*Do this*
Drop the pictures, then extract the listing word for word.

*Entries*
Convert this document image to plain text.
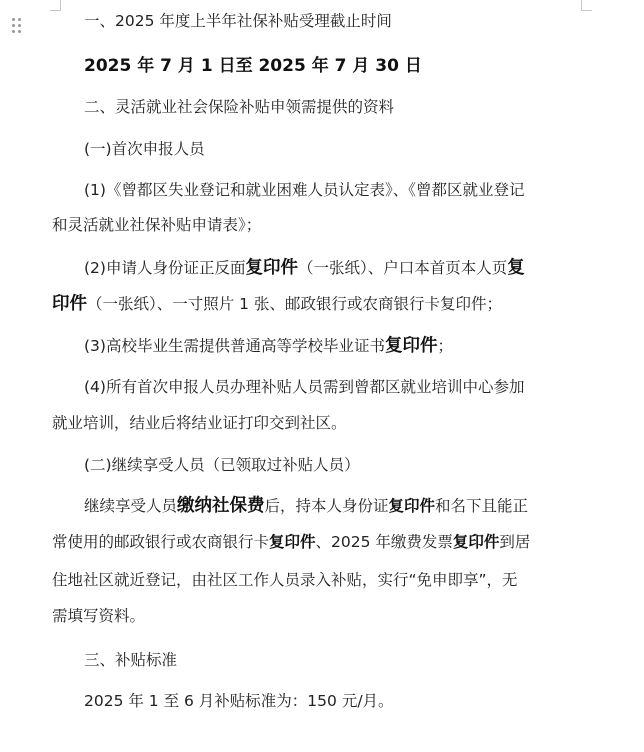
一、2025 年度上半年社保补贴受理截止时间
2025 年 7 月 1 日至 2025 年 7 月 30 日
二、灵活就业社会保险补贴申领需提供的资料
(一)首次申报人员
(1)《曾都区失业登记和就业困难人员认定表》、《曾都区就业登记
和灵活就业社保补贴申请表》；
(2)申请人身份证正反面复印件（一张纸）、户口本首页本人页复
印件（一张纸）、一寸照片 1 张、邮政银行或农商银行卡复印件；
(3)高校毕业生需提供普通高等学校毕业证书复印件；
(4)所有首次申报人员办理补贴人员需到曾都区就业培训中心参加
就业培训，结业后将结业证打印交到社区。
(二)继续享受人员（已领取过补贴人员）
继续享受人员缴纳社保费后，持本人身份证复印件和名下且能正
常使用的邮政银行或农商银行卡复印件、2025 年缴费发票复印件到居
住地社区就近登记，由社区工作人员录入补贴，实行“免申即享”，无
需填写资料。
三、补贴标准
2025 年 1 至 6 月补贴标准为：150 元/月。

*Output*
Convert this document image to plain text.
一、2025 年度上半年社保补贴受理截止时间
2025 年 7 月 1 日至 2025 年 7 月 30 日
二、灵活就业社会保险补贴申领需提供的资料
(一)首次申报人员
(1)《曾都区失业登记和就业困难人员认定表》、《曾都区就业登记
和灵活就业社保补贴申请表》；
(2)申请人身份证正反面复印件（一张纸）、户口本首页本人页复
印件（一张纸）、一寸照片 1 张、邮政银行或农商银行卡复印件；
(3)高校毕业生需提供普通高等学校毕业证书复印件；
(4)所有首次申报人员办理补贴人员需到曾都区就业培训中心参加
就业培训，结业后将结业证打印交到社区。
(二)继续享受人员（已领取过补贴人员）
继续享受人员缴纳社保费后，持本人身份证复印件和名下且能正
常使用的邮政银行或农商银行卡复印件、2025 年缴费发票复印件到居
住地社区就近登记，由社区工作人员录入补贴，实行“免申即享”，无
需填写资料。
三、补贴标准
2025 年 1 至 6 月补贴标准为：150 元/月。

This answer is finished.